**Given request:**
Only lines with the string "Layer" matter here; gather them from the material below.

※

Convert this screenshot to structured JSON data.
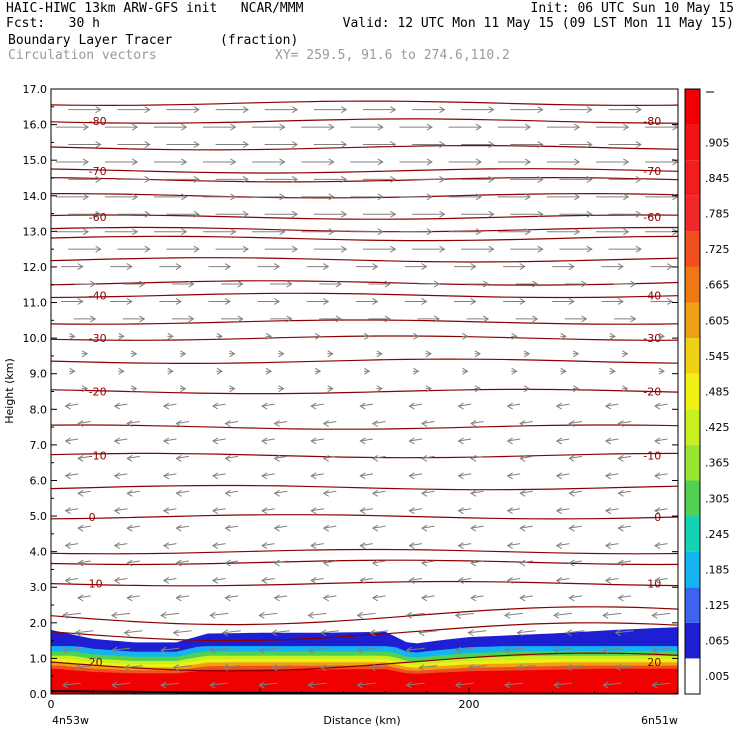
{
  "header": {
    "line1_left": "HAIC-HIWC 13km ARW-GFS init   NCAR/MMM",
    "line1_right": "Init: 06 UTC Sun 10 May 15",
    "fcst": "Fcst:   30 h",
    "valid": "Valid: 12 UTC Mon 11 May 15 (09 LST Mon 11 May 15)",
    "field": "Boundary Layer Tracer",
    "field_units": "(fraction)",
    "overlay": "Circulation vectors",
    "xy": "XY= 259.5, 91.6 to 274.6,110.2"
  },
  "colors": {
    "contour": "#8b0000",
    "vector": "#808080",
    "colorbar": [
      "#ffffff",
      "#1e1ed2",
      "#3c64f0",
      "#14b4f0",
      "#14d2b4",
      "#50d250",
      "#96e632",
      "#c8f01e",
      "#f0f014",
      "#f0d214",
      "#f0a014",
      "#f07814",
      "#f0501e",
      "#f02828",
      "#f01e1e",
      "#f01414",
      "#f00000"
    ]
  },
  "chart_data": {
    "type": "cross-section",
    "title": "Boundary Layer Tracer",
    "xlabel": "Distance (km)",
    "ylabel": "Height (km)",
    "xlim": [
      0,
      300
    ],
    "ylim": [
      0,
      17
    ],
    "x_tick_labels": [
      {
        "x": 0,
        "label": "0"
      },
      {
        "x": 200,
        "label": "200"
      }
    ],
    "x_end_labels": {
      "left": "4n53w",
      "right": "6n51w"
    },
    "y_ticks": [
      0.0,
      1.0,
      2.0,
      3.0,
      4.0,
      5.0,
      6.0,
      7.0,
      8.0,
      9.0,
      10.0,
      11.0,
      12.0,
      13.0,
      14.0,
      15.0,
      16.0,
      17.0
    ],
    "y_tick_labels": [
      "0.0",
      "1.0",
      "2.0",
      "3.0",
      "4.0",
      "5.0",
      "6.0",
      "7.0",
      "8.0",
      "9.0",
      "10.0",
      "11.0",
      "12.0",
      "13.0",
      "14.0",
      "15.0",
      "16.0",
      "17.0"
    ],
    "colorbar_labels": [
      ".005",
      ".065",
      ".125",
      ".185",
      ".245",
      ".305",
      ".365",
      ".425",
      ".485",
      ".545",
      ".605",
      ".665",
      ".725",
      ".785",
      ".845",
      ".905"
    ],
    "tracer_top_km": [
      {
        "x": 0,
        "z": 1.8
      },
      {
        "x": 20,
        "z": 1.55
      },
      {
        "x": 40,
        "z": 1.45
      },
      {
        "x": 60,
        "z": 1.45
      },
      {
        "x": 75,
        "z": 1.7
      },
      {
        "x": 100,
        "z": 1.72
      },
      {
        "x": 130,
        "z": 1.72
      },
      {
        "x": 160,
        "z": 1.75
      },
      {
        "x": 172,
        "z": 1.4
      },
      {
        "x": 185,
        "z": 1.5
      },
      {
        "x": 200,
        "z": 1.6
      },
      {
        "x": 240,
        "z": 1.7
      },
      {
        "x": 270,
        "z": 1.8
      },
      {
        "x": 300,
        "z": 1.88
      }
    ],
    "temperature_contours": [
      {
        "label": "20",
        "z": 0.9
      },
      {
        "label": "10",
        "z": 3.1
      },
      {
        "label": "0",
        "z": 4.98
      },
      {
        "label": "-10",
        "z": 6.7
      },
      {
        "label": "-20",
        "z": 8.5
      },
      {
        "label": "-30",
        "z": 10.0
      },
      {
        "label": "-40",
        "z": 11.2
      },
      {
        "label": "-60",
        "z": 13.4
      },
      {
        "label": "-70",
        "z": 14.7
      },
      {
        "label": "-80",
        "z": 16.1
      }
    ],
    "wind_profile": [
      {
        "z_min": 0.0,
        "z_max": 2.5,
        "u": -1.0
      },
      {
        "z_min": 2.5,
        "z_max": 8.5,
        "u": -0.7
      },
      {
        "z_min": 8.5,
        "z_max": 10.5,
        "u": 0.3
      },
      {
        "z_min": 10.5,
        "z_max": 12.5,
        "u": 1.2
      },
      {
        "z_min": 12.5,
        "z_max": 16.5,
        "u": 1.8
      }
    ]
  }
}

※

**Finished exercise:**
    "field": "Boundary Layer Tracer",
    "title": "Boundary Layer Tracer",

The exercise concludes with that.